Goal of the exercise. Find the string "from" and gather every line that holds it.
-- BEGIN Extracted data --
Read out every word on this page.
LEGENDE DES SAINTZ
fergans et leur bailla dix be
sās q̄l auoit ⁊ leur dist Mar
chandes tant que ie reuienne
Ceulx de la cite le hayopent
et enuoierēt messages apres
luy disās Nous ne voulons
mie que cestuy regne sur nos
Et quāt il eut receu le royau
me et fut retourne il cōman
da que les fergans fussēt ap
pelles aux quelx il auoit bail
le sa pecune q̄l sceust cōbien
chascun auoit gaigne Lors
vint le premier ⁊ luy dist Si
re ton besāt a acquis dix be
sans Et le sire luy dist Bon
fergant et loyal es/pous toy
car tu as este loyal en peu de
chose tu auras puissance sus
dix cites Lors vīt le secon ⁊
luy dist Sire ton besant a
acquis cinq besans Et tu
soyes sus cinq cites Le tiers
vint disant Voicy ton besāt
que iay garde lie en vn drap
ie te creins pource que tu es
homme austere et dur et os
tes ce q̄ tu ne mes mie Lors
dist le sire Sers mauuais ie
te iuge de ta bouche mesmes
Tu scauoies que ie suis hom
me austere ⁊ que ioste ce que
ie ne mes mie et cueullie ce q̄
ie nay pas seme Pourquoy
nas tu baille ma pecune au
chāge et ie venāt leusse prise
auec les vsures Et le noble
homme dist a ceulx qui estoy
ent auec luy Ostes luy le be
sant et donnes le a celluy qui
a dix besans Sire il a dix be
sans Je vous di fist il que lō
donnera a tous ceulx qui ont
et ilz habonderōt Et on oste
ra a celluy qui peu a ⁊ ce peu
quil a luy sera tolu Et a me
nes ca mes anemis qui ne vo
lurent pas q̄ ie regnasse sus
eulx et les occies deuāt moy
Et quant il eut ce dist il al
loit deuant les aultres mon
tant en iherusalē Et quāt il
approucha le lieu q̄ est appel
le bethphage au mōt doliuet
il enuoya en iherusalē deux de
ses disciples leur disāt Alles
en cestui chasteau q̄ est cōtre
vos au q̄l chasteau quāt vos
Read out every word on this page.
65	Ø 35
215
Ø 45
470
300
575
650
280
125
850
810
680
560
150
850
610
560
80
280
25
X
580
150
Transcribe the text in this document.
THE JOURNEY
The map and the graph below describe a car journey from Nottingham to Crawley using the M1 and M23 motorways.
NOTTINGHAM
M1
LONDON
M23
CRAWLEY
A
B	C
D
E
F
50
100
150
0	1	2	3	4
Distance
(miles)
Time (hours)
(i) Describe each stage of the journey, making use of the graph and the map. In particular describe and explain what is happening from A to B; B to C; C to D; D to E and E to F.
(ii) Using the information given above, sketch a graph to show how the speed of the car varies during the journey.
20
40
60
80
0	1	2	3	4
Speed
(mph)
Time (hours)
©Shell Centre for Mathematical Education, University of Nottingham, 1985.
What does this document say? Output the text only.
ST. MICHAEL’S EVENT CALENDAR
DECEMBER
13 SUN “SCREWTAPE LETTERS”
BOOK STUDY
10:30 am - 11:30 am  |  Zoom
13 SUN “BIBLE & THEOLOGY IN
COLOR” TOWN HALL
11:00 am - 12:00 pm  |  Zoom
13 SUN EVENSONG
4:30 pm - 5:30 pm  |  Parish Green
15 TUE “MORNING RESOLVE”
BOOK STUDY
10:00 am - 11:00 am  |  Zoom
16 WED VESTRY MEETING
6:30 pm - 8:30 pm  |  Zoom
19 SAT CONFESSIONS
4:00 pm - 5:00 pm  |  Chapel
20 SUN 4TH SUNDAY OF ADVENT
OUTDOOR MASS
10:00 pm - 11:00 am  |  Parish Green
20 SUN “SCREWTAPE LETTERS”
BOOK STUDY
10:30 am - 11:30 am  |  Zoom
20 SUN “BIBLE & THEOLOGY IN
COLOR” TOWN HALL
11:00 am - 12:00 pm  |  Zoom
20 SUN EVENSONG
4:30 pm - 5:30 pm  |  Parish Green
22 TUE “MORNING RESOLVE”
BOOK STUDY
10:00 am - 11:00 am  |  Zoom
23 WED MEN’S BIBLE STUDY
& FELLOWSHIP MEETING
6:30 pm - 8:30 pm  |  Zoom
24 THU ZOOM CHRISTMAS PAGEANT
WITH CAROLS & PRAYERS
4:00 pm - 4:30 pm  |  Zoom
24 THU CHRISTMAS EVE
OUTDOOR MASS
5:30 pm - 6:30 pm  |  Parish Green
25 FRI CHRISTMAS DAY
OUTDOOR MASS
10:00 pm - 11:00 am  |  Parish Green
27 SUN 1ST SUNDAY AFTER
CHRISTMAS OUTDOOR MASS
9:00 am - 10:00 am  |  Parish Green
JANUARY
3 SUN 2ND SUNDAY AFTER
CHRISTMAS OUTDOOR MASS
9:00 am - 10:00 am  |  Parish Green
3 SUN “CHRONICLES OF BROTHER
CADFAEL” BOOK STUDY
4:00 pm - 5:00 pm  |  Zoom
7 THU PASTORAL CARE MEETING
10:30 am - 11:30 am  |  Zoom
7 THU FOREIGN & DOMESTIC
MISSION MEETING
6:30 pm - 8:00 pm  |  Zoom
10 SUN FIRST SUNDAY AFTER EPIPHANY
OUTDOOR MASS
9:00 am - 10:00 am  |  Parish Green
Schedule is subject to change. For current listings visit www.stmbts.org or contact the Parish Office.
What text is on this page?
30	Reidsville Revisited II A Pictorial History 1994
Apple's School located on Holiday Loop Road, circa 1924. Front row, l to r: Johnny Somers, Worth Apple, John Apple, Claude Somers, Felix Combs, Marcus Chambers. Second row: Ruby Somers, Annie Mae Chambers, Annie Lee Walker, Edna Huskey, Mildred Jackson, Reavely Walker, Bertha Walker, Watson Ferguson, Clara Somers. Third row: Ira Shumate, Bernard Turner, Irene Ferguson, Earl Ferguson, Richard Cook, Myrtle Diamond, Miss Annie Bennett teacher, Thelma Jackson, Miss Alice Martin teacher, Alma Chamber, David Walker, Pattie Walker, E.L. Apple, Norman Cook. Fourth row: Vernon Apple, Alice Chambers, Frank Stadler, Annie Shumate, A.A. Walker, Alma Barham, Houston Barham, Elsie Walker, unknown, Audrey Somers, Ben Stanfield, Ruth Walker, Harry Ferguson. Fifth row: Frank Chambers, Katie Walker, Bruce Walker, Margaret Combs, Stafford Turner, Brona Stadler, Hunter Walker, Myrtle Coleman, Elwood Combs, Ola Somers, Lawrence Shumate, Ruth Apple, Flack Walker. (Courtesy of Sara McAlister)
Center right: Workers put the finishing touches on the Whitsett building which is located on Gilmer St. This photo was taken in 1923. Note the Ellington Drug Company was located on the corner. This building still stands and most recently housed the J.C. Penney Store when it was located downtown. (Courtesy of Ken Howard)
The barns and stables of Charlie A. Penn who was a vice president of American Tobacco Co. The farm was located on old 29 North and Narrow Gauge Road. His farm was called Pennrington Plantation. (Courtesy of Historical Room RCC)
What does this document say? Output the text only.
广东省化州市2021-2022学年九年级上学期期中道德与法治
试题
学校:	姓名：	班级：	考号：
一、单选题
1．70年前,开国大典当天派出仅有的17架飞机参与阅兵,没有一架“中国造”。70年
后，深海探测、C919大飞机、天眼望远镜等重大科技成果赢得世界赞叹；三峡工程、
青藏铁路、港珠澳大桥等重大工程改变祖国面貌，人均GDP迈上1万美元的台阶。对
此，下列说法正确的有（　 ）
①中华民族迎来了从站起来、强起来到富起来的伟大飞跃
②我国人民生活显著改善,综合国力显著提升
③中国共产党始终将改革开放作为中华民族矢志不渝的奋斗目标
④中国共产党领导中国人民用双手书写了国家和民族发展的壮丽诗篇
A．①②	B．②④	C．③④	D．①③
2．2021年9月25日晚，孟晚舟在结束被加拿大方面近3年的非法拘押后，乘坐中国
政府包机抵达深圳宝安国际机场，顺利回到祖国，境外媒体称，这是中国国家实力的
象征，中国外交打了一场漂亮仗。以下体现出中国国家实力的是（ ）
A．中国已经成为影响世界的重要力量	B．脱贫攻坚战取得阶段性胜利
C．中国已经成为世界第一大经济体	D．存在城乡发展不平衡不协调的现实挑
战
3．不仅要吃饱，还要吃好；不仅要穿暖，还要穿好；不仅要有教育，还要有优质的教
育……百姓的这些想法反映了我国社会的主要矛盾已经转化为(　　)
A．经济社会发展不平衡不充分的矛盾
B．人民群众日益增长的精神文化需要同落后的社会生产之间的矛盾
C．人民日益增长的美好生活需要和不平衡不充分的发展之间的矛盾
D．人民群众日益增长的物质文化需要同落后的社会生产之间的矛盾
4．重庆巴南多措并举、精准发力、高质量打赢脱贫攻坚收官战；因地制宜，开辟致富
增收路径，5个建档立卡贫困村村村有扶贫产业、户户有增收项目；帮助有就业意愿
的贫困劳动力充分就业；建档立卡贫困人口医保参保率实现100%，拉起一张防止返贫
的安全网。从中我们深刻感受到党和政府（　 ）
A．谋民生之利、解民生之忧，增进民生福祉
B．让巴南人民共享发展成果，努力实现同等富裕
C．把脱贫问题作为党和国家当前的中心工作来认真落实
-- END Extracted data --
Result of the exercise.
The map and the graph below describe a car journey from Nottingham to Crawley using the M1 and M23 motorways.
(i) Describe each stage of the journey, making use of the graph and the map. In particular describe and explain what is happening from A to B; B to C; C to D; D to E and E to F.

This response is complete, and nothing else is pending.